### Task statement
Write out each entry again. Keep every word exactly as it is.
........
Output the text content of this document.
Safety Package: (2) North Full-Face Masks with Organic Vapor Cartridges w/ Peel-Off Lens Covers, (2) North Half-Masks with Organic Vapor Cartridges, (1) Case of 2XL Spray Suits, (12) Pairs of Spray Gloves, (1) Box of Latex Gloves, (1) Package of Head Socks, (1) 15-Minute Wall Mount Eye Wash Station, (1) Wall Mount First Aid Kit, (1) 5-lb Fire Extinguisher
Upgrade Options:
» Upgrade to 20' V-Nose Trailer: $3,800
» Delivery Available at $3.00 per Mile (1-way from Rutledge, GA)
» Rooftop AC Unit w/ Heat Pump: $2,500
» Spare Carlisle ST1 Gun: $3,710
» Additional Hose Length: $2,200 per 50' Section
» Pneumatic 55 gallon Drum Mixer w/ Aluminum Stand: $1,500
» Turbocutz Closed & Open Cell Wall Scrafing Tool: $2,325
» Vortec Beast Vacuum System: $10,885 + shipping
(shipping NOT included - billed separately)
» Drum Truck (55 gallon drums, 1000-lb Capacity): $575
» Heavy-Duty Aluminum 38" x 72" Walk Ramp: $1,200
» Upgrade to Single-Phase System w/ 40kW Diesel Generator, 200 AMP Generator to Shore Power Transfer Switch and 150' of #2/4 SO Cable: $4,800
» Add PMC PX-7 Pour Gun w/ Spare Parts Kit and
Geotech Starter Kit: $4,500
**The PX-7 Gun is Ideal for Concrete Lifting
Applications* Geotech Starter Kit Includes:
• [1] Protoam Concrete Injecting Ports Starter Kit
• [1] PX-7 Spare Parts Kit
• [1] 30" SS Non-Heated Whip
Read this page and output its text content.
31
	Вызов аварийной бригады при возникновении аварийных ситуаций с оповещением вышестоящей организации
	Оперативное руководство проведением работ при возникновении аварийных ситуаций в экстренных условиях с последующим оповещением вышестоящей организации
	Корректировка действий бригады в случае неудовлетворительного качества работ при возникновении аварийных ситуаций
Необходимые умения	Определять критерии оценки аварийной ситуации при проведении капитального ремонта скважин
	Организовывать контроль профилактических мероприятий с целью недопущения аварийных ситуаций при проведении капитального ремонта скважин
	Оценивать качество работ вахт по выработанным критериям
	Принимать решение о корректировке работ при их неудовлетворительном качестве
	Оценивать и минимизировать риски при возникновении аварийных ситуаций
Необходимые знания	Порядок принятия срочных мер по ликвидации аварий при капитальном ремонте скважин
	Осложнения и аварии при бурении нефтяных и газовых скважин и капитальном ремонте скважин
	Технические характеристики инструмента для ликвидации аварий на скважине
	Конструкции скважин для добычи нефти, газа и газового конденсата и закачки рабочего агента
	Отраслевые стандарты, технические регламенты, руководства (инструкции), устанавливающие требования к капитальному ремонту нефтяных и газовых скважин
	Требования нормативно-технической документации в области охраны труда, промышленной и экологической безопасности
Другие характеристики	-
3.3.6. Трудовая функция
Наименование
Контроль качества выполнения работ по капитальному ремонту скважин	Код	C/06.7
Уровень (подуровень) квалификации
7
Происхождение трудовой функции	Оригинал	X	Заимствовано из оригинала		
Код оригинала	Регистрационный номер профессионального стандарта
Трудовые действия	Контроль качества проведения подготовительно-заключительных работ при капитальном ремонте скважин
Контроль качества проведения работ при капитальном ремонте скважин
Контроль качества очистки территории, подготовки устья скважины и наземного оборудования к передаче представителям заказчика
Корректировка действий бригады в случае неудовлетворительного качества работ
........
### The completed task
Output the text content of this document.
Safety Package: (2) North Full-Face Masks with Organic Vapor Cartridges w/ Peel-Off Lens Covers, (2) North Half-Masks with Organic Vapor Cartridges, (1) Case of 2XL Spray Suits, (12) Pairs of Spray Gloves, (1) Box of Latex Gloves, (1) Package of Head Socks, (1) 15-Minute Wall Mount Eye Wash Station, (1) Wall Mount First Aid Kit, (1) 5-lb Fire Extinguisher
Upgrade Options:
» Upgrade to 20' V-Nose Trailer: $3,800
» Delivery Available at $3.00 per Mile (1-way from Rutledge, GA)
» Rooftop AC Unit w/ Heat Pump: $2,500
» Spare Carlisle ST1 Gun: $3,710
» Additional Hose Length: $2,200 per 50' Section
» Pneumatic 55 gallon Drum Mixer w/ Aluminum Stand: $1,500
» Turbocutz Closed & Open Cell Wall Scrafing Tool: $2,325
» Vortec Beast Vacuum System: $10,885 + shipping
(shipping NOT included - billed separately)
» Drum Truck (55 gallon drums, 1000-lb Capacity): $575
» Heavy-Duty Aluminum 38" x 72" Walk Ramp: $1,200
» Upgrade to Single-Phase System w/ 40kW Diesel Generator, 200 AMP Generator to Shore Power Transfer Switch and 150' of #2/4 SO Cable: $4,800
» Add PMC PX-7 Pour Gun w/ Spare Parts Kit and
Geotech Starter Kit: $4,500
**The PX-7 Gun is Ideal for Concrete Lifting
Applications* Geotech Starter Kit Includes:
• [1] Protoam Concrete Injecting Ports Starter Kit
• [1] PX-7 Spare Parts Kit
• [1] 30" SS Non-Heated Whip
Read this page and output its text content.
31
	Вызов аварийной бригады при возникновении аварийных ситуаций с оповещением вышестоящей организации
	Оперативное руководство проведением работ при возникновении аварийных ситуаций в экстренных условиях с последующим оповещением вышестоящей организации
	Корректировка действий бригады в случае неудовлетворительного качества работ при возникновении аварийных ситуаций
Необходимые умения	Определять критерии оценки аварийной ситуации при проведении капитального ремонта скважин
	Организовывать контроль профилактических мероприятий с целью недопущения аварийных ситуаций при проведении капитального ремонта скважин
	Оценивать качество работ вахт по выработанным критериям
	Принимать решение о корректировке работ при их неудовлетворительном качестве
	Оценивать и минимизировать риски при возникновении аварийных ситуаций
Необходимые знания	Порядок принятия срочных мер по ликвидации аварий при капитальном ремонте скважин
	Осложнения и аварии при бурении нефтяных и газовых скважин и капитальном ремонте скважин
	Технические характеристики инструмента для ликвидации аварий на скважине
	Конструкции скважин для добычи нефти, газа и газового конденсата и закачки рабочего агента
	Отраслевые стандарты, технические регламенты, руководства (инструкции), устанавливающие требования к капитальному ремонту нефтяных и газовых скважин
	Требования нормативно-технической документации в области охраны труда, промышленной и экологической безопасности
Другие характеристики	-
3.3.6. Трудовая функция
Наименование
Контроль качества выполнения работ по капитальному ремонту скважин	Код	C/06.7
Уровень (подуровень) квалификации
7
Происхождение трудовой функции	Оригинал	X	Заимствовано из оригинала		
Код оригинала	Регистрационный номер профессионального стандарта
Трудовые действия	Контроль качества проведения подготовительно-заключительных работ при капитальном ремонте скважин
Контроль качества проведения работ при капитальном ремонте скважин
Контроль качества очистки территории, подготовки устья скважины и наземного оборудования к передаче представителям заказчика
Корректировка действий бригады в случае неудовлетворительного качества работ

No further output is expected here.